■ Exercise prompt: Copy out all lines of the records in which the word "JSON" appears.

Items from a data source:

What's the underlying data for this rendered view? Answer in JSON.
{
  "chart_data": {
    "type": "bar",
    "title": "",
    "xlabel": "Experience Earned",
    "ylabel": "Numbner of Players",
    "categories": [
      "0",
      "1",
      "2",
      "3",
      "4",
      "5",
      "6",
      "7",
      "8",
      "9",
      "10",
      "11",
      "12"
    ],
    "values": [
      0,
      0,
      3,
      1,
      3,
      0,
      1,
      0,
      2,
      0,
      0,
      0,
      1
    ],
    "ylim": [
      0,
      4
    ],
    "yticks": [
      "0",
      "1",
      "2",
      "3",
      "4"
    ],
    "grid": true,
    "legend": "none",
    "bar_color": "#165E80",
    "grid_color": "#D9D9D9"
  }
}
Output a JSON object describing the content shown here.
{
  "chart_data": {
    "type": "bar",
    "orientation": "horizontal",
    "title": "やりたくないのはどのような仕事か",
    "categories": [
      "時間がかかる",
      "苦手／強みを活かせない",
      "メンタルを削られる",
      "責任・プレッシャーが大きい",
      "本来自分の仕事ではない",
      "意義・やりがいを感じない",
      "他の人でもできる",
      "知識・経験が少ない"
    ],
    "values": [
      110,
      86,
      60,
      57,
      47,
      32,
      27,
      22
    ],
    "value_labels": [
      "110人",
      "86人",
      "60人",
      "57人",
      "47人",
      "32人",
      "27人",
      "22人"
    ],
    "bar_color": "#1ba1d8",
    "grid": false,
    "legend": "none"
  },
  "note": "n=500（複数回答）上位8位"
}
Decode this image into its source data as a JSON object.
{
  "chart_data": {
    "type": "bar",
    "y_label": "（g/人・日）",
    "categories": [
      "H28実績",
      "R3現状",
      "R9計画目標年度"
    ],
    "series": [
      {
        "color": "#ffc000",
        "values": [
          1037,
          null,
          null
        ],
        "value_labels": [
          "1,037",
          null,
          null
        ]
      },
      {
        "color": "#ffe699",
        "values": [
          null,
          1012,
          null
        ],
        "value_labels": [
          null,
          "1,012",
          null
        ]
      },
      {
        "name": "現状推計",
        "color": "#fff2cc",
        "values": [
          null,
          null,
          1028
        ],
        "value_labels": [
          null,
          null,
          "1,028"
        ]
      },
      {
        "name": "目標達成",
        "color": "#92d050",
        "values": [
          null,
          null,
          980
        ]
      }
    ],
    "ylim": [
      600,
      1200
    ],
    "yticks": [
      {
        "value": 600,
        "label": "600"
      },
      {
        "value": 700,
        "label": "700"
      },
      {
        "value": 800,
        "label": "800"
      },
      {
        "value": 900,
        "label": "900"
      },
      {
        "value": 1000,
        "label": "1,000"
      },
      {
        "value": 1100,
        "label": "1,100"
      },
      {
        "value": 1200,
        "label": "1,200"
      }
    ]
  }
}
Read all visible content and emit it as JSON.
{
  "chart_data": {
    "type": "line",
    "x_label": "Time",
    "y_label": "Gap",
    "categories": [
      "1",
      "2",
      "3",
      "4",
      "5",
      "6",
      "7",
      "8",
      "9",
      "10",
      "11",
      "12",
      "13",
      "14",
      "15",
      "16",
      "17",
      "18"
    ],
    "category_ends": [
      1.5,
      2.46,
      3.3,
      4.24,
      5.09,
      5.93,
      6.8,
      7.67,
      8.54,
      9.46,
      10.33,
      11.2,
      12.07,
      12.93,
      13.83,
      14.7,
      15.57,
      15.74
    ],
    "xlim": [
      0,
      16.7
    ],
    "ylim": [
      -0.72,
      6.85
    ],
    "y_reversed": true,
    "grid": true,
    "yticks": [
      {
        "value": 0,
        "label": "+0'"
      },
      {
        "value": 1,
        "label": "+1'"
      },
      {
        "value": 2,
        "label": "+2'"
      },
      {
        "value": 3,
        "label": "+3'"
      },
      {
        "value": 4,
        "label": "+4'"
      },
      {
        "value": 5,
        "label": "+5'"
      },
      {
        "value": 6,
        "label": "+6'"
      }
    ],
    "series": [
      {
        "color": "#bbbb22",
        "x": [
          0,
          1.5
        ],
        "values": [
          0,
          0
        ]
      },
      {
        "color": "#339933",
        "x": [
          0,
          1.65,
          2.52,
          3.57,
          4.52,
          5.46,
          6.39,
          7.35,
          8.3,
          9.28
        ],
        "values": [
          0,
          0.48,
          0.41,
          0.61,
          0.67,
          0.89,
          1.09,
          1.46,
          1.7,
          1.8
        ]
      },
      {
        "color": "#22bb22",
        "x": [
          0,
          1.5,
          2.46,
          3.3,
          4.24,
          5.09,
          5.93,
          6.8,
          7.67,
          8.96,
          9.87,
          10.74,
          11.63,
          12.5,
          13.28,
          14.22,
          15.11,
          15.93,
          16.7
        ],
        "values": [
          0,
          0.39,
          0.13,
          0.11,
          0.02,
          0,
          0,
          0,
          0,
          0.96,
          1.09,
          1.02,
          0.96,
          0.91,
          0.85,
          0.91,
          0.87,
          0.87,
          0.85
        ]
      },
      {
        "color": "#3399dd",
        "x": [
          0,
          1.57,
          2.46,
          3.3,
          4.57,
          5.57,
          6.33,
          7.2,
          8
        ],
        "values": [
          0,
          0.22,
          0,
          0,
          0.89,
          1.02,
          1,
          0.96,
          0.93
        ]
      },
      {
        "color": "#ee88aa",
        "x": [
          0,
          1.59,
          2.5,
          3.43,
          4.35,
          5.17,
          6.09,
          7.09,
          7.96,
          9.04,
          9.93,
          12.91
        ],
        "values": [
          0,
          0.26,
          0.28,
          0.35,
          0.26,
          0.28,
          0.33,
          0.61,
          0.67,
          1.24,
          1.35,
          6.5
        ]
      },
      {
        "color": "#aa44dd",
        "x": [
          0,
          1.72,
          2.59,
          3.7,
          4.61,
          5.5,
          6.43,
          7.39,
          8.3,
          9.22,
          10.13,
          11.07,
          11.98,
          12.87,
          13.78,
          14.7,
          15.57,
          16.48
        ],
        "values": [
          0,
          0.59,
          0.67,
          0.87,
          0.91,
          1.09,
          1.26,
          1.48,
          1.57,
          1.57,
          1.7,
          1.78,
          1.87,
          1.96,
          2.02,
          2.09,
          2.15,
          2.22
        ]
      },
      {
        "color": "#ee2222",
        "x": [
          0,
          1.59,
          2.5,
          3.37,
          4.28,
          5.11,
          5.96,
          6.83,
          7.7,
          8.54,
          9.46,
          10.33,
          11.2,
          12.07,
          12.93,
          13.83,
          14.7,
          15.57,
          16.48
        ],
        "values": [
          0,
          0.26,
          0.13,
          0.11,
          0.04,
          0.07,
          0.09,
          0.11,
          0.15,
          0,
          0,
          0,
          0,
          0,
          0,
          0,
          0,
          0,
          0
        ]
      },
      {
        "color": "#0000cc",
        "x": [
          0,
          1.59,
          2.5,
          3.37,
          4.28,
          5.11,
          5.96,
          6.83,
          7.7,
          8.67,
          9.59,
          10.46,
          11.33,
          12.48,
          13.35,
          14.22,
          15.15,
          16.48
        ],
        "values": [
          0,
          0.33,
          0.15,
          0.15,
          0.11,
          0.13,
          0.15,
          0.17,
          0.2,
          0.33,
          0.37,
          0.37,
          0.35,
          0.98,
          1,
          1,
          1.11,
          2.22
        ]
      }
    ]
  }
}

■ Exercise output:
What's the underlying data for this rendered view? Answer in JSON.
Output a JSON object describing the content shown here.
Decode this image into its source data as a JSON object.
Read all visible content and emit it as JSON.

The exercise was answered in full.